▸ Task
Look through the data below. Show each line where the string "JSON" occurs.

[start of Input for this task]

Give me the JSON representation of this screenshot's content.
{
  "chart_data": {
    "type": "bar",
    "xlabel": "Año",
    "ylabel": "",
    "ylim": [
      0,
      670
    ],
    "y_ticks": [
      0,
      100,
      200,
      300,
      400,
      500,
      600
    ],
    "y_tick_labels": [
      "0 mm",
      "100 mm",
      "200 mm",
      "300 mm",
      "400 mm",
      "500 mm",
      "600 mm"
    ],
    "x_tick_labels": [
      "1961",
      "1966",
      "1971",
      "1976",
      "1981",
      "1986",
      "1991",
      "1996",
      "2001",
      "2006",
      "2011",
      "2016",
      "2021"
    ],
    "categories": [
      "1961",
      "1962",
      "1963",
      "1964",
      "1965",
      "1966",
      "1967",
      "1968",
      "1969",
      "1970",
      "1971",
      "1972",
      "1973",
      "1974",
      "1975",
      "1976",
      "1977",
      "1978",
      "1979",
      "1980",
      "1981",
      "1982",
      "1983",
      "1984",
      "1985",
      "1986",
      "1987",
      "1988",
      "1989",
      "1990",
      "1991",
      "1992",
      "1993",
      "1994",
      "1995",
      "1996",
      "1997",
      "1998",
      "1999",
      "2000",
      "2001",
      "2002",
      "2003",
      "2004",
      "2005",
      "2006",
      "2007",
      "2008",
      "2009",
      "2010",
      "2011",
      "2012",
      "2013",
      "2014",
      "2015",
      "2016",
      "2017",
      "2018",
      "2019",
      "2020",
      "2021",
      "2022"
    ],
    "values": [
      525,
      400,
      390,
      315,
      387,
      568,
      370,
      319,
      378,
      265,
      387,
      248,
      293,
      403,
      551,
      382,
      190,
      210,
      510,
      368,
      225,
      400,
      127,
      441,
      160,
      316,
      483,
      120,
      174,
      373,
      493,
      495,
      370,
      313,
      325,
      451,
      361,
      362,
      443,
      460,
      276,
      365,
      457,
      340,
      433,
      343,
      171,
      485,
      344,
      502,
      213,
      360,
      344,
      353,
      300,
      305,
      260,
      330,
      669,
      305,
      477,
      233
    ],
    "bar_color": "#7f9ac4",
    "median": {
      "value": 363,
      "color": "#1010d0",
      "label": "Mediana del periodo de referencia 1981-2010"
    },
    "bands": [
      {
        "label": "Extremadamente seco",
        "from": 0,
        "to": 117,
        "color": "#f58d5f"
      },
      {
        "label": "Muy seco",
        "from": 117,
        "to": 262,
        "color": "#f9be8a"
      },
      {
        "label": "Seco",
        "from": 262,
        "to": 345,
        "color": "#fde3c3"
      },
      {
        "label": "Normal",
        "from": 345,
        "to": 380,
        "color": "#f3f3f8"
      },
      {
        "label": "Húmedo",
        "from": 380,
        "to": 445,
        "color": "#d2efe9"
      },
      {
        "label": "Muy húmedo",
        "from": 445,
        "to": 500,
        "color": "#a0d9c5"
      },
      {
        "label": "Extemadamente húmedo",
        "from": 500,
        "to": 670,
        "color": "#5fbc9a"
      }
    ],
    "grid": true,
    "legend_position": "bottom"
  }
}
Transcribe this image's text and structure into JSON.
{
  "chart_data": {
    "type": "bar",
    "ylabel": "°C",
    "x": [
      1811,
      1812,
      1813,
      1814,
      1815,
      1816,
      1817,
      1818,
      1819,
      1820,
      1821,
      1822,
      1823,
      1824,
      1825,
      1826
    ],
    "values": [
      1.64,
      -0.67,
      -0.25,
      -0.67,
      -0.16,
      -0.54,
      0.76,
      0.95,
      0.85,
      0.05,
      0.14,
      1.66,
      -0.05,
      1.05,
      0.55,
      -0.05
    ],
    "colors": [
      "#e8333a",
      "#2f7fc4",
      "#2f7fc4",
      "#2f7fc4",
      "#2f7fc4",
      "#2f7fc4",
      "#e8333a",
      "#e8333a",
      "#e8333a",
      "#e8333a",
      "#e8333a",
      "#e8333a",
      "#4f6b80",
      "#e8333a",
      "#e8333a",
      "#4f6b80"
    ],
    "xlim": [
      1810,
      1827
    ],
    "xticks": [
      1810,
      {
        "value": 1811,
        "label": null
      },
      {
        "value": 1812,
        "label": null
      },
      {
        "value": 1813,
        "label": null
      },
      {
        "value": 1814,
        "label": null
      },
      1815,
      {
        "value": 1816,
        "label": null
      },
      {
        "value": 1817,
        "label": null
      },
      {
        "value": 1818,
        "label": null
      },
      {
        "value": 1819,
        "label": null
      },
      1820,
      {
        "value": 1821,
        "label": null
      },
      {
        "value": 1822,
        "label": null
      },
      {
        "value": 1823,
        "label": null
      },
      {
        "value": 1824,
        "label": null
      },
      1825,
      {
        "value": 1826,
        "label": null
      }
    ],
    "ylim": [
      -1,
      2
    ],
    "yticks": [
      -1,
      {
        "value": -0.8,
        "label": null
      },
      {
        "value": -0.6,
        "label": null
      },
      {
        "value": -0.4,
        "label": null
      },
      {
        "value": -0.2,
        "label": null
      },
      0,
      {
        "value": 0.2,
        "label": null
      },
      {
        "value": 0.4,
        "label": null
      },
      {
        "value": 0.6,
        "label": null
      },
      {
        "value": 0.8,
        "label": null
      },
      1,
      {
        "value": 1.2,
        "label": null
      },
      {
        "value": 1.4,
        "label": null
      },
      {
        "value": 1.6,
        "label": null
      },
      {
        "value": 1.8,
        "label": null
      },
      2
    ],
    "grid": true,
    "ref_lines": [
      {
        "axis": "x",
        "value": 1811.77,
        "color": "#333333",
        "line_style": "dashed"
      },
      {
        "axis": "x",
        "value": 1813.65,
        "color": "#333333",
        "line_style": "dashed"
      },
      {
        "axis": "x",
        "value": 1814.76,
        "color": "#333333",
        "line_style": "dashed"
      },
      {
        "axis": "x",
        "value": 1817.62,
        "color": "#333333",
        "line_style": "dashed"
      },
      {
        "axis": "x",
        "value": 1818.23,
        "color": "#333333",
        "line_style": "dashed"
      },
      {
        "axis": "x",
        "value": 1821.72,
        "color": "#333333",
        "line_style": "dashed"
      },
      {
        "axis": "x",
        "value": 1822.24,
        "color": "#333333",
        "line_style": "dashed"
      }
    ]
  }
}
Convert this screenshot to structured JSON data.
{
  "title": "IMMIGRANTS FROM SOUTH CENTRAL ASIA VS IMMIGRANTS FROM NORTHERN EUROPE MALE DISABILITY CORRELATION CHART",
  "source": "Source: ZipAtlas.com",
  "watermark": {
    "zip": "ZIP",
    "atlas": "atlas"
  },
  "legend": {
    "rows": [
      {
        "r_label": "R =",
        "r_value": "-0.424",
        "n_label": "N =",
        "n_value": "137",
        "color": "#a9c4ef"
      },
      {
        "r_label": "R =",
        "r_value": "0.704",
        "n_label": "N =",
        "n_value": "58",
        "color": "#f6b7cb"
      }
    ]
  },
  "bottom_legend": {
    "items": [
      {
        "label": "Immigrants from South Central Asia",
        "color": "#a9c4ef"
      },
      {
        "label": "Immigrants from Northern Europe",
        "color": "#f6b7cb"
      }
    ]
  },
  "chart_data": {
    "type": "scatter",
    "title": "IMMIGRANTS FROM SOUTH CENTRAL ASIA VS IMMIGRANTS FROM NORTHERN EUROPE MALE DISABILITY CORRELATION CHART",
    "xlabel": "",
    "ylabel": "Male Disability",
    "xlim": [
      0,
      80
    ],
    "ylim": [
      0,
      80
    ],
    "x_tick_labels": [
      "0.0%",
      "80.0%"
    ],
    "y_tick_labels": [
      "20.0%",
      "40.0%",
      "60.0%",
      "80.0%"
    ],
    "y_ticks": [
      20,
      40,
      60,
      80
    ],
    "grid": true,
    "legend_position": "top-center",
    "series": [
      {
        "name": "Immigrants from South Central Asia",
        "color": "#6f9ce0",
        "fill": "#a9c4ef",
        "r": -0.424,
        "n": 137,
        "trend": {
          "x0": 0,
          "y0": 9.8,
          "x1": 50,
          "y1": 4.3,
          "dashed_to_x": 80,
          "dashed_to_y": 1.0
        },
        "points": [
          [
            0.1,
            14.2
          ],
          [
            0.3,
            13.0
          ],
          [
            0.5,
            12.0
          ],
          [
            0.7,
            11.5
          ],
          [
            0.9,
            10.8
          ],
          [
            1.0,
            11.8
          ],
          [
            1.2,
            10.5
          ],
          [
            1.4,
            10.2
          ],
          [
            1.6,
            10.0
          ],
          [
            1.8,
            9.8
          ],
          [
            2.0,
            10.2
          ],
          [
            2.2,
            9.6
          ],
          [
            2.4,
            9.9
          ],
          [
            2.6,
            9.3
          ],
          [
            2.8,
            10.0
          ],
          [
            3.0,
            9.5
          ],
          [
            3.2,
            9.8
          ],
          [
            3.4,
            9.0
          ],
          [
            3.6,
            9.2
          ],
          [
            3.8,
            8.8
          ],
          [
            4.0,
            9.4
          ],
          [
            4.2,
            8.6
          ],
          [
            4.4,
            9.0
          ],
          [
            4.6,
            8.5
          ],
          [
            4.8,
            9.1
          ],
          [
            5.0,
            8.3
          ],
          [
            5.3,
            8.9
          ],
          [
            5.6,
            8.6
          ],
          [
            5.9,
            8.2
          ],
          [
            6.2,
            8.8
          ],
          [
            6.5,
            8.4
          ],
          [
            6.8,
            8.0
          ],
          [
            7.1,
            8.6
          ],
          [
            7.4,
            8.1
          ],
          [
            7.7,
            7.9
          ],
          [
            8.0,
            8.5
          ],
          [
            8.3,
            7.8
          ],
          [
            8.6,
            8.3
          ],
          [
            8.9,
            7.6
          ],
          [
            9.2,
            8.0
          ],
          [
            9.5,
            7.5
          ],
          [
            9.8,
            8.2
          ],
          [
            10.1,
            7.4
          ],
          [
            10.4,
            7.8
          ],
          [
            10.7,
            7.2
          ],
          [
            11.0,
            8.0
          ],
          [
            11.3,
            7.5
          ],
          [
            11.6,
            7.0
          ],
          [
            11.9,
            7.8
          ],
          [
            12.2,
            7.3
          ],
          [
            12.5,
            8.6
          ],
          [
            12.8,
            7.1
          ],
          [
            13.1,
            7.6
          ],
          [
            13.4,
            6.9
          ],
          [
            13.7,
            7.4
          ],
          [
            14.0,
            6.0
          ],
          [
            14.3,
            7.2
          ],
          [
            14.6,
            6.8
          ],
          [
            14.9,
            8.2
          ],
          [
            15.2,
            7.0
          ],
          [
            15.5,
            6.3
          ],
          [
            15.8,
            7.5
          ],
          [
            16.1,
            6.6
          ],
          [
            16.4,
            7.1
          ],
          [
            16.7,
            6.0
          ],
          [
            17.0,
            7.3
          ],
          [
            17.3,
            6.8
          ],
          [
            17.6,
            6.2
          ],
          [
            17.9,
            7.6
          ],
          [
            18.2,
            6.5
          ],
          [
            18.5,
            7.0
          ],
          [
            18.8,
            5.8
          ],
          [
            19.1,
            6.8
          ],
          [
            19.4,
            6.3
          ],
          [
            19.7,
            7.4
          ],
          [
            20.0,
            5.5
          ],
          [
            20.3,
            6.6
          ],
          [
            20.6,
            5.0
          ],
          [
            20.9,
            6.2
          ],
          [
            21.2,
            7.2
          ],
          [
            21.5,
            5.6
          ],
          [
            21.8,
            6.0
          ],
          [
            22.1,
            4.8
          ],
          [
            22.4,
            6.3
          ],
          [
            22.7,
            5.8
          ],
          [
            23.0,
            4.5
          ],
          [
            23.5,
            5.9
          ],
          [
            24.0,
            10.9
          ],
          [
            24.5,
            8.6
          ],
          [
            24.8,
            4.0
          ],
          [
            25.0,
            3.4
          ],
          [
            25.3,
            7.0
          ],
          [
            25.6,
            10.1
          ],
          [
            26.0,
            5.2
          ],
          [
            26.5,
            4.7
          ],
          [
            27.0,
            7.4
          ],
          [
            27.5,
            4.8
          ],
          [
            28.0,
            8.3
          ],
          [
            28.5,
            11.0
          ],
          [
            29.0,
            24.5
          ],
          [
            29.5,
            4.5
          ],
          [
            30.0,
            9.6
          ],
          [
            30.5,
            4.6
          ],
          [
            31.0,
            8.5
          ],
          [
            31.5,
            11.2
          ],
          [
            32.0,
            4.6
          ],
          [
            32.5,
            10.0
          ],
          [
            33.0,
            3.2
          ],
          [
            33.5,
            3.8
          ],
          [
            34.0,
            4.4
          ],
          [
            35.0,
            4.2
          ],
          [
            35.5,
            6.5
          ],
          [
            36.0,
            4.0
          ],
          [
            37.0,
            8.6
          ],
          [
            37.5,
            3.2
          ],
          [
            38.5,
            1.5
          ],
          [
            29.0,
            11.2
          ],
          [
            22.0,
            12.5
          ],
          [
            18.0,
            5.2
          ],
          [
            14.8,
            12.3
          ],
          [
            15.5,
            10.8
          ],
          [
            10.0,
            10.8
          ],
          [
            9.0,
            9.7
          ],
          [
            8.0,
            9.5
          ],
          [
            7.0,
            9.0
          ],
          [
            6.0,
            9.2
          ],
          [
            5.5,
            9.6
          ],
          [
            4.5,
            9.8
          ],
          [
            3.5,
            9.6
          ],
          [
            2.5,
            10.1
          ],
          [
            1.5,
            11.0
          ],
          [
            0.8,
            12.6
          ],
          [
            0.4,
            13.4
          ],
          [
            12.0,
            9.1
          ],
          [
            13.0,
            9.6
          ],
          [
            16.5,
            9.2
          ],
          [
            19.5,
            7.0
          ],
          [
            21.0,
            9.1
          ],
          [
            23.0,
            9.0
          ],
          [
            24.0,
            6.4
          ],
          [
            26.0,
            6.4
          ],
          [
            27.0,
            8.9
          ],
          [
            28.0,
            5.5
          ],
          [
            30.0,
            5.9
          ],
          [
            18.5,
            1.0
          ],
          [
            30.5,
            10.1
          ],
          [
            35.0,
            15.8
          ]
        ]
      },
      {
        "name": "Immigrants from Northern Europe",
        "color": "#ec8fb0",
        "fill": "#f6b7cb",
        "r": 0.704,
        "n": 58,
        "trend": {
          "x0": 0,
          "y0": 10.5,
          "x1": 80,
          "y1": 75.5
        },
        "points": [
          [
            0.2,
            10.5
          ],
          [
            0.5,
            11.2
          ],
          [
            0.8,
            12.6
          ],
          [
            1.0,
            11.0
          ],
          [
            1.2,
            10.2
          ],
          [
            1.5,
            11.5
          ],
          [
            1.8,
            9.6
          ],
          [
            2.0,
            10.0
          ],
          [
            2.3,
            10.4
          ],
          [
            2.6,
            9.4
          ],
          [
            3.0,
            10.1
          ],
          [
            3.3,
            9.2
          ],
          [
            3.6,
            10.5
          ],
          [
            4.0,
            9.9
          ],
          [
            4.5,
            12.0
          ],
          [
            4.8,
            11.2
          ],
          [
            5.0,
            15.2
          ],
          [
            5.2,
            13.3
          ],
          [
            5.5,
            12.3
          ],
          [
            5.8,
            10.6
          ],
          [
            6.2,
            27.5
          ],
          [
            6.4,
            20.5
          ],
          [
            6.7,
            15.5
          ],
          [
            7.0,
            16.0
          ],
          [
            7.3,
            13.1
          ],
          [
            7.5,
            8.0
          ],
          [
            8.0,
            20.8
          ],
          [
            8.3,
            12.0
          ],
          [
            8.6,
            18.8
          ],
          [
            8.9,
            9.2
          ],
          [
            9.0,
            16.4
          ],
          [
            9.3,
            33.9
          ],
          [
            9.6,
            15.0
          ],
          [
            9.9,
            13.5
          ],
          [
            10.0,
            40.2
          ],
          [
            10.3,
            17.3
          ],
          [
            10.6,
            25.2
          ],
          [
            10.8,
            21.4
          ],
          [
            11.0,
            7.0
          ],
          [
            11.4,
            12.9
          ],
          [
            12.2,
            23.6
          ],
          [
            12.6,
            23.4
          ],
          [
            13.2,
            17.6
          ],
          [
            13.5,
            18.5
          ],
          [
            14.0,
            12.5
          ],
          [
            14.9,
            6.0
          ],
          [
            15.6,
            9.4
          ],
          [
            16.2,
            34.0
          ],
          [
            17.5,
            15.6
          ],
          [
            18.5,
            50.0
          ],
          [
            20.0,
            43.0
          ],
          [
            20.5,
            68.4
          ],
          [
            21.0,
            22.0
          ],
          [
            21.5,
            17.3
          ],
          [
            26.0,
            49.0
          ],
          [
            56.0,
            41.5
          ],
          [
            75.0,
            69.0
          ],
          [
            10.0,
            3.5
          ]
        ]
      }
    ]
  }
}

[end of Input for this task]

▸ Written response
Give me the JSON representation of this screenshot's content.
Transcribe this image's text and structure into JSON.
Convert this screenshot to structured JSON data.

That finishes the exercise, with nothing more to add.